Set problem: Extract all lines containing "plain".

Raw data:
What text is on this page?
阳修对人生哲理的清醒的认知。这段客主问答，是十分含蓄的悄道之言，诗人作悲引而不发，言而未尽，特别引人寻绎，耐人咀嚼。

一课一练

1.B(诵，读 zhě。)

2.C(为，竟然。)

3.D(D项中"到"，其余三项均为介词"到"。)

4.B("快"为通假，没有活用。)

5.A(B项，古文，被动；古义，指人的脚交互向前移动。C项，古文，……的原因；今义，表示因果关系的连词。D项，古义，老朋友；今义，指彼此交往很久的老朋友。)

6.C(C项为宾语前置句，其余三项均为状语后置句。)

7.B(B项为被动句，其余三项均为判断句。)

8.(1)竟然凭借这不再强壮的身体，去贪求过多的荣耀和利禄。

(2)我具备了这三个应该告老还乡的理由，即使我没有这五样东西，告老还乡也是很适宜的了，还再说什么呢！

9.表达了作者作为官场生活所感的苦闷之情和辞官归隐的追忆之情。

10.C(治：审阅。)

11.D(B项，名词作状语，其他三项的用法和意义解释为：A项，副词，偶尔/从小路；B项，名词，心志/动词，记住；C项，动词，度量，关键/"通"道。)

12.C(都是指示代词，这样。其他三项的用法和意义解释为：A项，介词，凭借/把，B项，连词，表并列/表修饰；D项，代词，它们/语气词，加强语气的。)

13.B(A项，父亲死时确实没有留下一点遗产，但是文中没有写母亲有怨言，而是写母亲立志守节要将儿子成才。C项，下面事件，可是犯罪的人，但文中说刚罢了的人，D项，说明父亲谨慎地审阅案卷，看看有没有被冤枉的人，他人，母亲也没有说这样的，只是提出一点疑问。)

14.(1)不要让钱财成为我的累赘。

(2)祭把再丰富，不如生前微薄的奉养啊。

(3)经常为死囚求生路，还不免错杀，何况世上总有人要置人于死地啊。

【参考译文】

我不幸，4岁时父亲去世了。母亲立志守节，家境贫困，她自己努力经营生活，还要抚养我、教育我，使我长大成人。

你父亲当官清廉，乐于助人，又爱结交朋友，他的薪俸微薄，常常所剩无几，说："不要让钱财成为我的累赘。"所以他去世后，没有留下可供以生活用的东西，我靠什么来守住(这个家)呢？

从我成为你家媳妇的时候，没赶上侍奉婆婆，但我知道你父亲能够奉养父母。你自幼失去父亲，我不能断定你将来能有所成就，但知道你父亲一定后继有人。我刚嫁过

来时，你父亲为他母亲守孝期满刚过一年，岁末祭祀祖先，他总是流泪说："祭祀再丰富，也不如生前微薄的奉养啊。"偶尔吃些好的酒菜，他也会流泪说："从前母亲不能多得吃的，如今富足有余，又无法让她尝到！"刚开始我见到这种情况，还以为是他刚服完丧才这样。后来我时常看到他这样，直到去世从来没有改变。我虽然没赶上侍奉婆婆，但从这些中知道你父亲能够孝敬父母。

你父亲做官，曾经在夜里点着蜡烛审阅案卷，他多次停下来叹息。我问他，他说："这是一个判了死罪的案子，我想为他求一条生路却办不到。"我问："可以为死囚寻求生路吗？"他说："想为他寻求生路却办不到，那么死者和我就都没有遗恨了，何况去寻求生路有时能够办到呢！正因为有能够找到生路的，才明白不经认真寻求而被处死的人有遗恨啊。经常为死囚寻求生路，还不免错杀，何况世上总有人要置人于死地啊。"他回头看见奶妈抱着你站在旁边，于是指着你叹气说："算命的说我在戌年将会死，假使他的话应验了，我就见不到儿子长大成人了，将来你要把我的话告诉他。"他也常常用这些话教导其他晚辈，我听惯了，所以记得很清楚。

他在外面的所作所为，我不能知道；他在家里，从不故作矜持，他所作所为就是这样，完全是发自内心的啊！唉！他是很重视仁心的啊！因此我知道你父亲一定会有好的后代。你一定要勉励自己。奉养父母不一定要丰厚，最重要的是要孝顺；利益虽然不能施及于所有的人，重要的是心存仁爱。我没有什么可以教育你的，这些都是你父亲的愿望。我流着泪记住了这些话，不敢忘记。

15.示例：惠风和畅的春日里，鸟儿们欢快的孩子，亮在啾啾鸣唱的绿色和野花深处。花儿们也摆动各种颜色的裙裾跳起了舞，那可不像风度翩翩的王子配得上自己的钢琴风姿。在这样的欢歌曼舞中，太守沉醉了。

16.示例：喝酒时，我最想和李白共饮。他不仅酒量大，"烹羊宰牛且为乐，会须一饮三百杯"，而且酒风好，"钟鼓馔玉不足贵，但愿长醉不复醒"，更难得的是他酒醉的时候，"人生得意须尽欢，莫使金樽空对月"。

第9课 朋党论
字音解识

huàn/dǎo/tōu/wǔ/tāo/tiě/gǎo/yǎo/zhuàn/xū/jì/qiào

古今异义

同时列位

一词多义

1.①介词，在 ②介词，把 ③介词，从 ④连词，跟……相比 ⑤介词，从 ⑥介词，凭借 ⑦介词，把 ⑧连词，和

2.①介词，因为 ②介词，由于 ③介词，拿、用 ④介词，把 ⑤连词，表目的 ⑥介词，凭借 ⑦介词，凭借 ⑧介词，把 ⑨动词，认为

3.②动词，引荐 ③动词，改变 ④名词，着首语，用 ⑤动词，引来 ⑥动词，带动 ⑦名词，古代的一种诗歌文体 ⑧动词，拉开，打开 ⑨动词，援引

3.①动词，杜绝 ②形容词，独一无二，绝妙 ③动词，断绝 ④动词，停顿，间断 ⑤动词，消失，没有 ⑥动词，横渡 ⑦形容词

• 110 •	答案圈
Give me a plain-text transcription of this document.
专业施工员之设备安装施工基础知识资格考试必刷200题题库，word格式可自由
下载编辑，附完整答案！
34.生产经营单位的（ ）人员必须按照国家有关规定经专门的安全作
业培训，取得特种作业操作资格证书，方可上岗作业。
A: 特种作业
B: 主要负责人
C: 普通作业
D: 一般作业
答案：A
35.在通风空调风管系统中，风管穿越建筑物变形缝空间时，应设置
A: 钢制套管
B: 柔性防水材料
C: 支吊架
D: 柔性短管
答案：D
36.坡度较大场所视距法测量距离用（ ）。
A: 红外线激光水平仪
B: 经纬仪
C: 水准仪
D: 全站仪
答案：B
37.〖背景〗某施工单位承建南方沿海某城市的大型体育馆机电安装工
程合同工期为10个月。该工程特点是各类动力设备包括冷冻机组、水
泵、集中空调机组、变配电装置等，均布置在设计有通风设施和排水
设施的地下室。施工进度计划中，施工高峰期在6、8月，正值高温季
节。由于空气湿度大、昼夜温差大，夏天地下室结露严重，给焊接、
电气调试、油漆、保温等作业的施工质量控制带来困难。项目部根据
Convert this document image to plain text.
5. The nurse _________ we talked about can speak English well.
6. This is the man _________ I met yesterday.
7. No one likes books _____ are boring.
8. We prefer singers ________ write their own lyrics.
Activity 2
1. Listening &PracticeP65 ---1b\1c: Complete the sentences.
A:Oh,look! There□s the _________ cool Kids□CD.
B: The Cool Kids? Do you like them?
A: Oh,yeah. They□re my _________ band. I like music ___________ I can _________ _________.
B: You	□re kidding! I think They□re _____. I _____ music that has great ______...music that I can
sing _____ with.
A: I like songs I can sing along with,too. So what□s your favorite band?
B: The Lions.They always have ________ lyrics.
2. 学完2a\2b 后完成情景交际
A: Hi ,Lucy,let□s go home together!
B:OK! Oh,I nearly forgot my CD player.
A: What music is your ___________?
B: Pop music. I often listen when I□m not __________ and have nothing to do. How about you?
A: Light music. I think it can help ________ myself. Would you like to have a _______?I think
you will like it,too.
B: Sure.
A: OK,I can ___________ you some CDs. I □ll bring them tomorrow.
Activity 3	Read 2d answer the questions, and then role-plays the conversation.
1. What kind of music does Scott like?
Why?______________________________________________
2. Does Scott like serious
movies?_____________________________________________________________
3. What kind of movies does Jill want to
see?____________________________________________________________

Solution for this exercise:
Give me a plain-text transcription of this document.
Convert this document image to plain text.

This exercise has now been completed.